Given problem 1: Please reproduce the reviewer report below word for word.

— START OF Given text —

DDWCN: A Dual-Stream Dynamic Strategy Modeling Network for Multi-Agent Elastic Collaboration
Round 1
Reviewer 1 Report
Comments and Suggestions for AuthorsOverall, the article is well written. Still, in my opinion, its quality can be easily further enhanced.
A more concise conclusion could be a benefit.
The same applies to the organization of the text.
Specific comments and suggestions
- How is the training phase defined? In terms of duration (time steps)? In terms of a “testing interval”? In the latter case, what is the test condition?
- Please rigorously define the “win rate."
In this context, please also define “optimal performance” and the other terms you employ to compare models' outputs.
- In the StarCraft environment, the number of units changes not only due to death, but also as a result of “production.” Do the authors consider only scenarios in which the simulation starts with a ready team of units without further “production”? Please define.
- How are the weights in the ICN module defined?
- In the description of the DWFN module, the authors mention neural networks: “…a gate structure composed of neural networks that…” (Line 275) Isn’t it only one neural network?

— END OF Given text —
— START OF Supplied data —

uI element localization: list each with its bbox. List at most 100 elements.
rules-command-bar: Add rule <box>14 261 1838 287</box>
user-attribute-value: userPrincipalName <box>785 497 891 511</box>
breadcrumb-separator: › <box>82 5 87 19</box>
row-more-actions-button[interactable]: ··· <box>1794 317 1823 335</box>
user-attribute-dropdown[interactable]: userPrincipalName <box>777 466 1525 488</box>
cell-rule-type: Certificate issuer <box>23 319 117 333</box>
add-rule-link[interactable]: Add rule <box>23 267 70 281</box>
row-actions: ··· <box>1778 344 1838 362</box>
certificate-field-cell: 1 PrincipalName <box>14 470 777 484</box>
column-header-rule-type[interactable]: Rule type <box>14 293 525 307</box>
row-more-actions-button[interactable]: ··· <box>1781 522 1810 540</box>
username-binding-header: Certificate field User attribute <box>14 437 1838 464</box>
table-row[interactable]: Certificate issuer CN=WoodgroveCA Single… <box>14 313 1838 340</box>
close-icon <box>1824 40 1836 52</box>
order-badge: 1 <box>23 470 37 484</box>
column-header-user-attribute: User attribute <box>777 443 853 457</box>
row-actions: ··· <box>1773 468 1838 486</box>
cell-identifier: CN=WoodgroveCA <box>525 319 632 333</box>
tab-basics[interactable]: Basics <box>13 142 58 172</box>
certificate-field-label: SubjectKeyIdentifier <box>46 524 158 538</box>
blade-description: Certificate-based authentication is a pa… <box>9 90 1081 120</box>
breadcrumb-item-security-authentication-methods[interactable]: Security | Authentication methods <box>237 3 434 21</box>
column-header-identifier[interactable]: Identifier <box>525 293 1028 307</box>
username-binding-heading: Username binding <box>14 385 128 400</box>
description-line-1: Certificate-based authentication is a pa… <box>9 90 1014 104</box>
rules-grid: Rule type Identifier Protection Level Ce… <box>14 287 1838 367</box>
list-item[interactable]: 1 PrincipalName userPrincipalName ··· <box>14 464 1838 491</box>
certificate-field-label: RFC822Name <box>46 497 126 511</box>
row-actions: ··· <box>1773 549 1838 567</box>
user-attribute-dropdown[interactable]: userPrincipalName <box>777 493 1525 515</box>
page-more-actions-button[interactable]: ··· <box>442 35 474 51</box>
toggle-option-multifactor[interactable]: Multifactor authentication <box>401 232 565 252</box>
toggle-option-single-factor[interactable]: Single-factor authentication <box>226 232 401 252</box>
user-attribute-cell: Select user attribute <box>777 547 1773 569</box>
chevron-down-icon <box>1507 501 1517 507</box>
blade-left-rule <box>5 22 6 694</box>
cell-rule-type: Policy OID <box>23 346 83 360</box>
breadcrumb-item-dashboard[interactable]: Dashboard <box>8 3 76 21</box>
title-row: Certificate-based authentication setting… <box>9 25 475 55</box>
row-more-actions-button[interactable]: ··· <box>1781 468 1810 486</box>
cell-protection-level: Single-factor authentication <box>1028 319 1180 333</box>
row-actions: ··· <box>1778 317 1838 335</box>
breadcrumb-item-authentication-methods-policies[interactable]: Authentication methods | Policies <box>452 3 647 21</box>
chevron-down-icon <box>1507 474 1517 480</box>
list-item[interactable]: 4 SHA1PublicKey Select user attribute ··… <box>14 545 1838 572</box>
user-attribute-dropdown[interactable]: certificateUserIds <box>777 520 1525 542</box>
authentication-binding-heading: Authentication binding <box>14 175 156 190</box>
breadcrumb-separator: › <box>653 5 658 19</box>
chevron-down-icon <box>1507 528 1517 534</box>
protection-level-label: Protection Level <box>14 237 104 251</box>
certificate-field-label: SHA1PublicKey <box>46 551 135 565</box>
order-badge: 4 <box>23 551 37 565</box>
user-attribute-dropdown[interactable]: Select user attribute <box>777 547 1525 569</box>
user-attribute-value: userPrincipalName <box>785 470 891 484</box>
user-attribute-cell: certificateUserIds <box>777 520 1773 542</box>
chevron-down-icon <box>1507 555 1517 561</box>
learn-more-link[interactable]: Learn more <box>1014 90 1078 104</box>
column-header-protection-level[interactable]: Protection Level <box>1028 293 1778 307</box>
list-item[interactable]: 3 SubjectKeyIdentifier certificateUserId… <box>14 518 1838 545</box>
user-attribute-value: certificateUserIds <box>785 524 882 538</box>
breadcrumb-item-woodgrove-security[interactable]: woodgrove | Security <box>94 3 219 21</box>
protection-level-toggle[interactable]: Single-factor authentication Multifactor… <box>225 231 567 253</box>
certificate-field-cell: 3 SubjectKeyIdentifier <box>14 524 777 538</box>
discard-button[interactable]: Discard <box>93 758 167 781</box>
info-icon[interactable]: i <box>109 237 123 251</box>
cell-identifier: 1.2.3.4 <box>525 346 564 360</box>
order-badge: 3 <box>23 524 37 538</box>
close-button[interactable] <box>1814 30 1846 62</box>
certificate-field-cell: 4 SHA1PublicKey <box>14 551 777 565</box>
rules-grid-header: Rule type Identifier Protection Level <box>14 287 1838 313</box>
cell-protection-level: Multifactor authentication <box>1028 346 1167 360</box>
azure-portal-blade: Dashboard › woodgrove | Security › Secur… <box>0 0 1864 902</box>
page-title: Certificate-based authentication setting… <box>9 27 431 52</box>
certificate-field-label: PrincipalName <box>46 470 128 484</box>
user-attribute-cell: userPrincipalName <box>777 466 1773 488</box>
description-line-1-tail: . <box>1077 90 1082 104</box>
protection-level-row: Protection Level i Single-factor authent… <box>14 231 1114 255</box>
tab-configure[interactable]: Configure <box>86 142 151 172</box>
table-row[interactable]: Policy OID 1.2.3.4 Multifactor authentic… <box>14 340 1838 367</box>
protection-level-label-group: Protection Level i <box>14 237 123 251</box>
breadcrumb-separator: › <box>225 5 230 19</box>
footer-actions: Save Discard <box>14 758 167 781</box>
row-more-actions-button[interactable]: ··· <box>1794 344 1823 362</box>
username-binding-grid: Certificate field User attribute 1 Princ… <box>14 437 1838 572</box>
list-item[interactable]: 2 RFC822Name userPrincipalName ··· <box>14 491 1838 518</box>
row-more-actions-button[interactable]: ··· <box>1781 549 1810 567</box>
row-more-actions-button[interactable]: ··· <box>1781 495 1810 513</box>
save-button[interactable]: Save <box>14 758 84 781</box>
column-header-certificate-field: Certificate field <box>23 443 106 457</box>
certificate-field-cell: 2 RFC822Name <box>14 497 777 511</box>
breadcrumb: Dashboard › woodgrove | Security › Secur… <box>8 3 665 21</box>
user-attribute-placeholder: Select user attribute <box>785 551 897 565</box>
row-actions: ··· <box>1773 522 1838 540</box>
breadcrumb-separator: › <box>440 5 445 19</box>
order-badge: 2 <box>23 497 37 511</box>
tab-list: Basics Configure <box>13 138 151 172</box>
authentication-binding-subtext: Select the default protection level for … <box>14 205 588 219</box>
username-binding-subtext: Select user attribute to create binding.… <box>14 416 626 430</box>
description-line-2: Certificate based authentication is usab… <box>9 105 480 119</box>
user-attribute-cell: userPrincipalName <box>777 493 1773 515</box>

— END OF Supplied data —

Given problem 2: Rewrite the records from their first line through the line containing "row-actions: ··· <box>1778 344 1838 362</box>", changing "Add rule" to "New rule" and leaving everything else as it is. Give only those lines.

Reply 1:
DDWCN: A Dual-Stream Dynamic Strategy Modeling Network for Multi-Agent Elastic Collaboration
Round 1
Reviewer 1 Report
Comments and Suggestions for AuthorsOverall, the article is well written. Still, in my opinion, its quality can be easily further enhanced.
A more concise conclusion could be a benefit.
The same applies to the organization of the text.
Specific comments and suggestions
- How is the training phase defined? In terms of duration (time steps)? In terms of a “testing interval”? In the latter case, what is the test condition?
- Please rigorously define the “win rate."
In this context, please also define “optimal performance” and the other terms you employ to compare models' outputs.
- In the StarCraft environment, the number of units changes not only due to death, but also as a result of “production.” Do the authors consider only scenarios in which the simulation starts with a ready team of units without further “production”? Please define.
- How are the weights in the ICN module defined?
- In the description of the DWFN module, the authors mention neural networks: “…a gate structure composed of neural networks that…” (Line 275) Isn’t it only one neural network?

Reply 2:
uI element localization: list each with its bbox. List at most 100 elements.
rules-command-bar: New rule <box>14 261 1838 287</box>
user-attribute-value: userPrincipalName <box>785 497 891 511</box>
breadcrumb-separator: › <box>82 5 87 19</box>
row-more-actions-button[interactable]: ··· <box>1794 317 1823 335</box>
user-attribute-dropdown[interactable]: userPrincipalName <box>777 466 1525 488</box>
cell-rule-type: Certificate issuer <box>23 319 117 333</box>
add-rule-link[interactable]: New rule <box>23 267 70 281</box>
row-actions: ··· <box>1778 344 1838 362</box>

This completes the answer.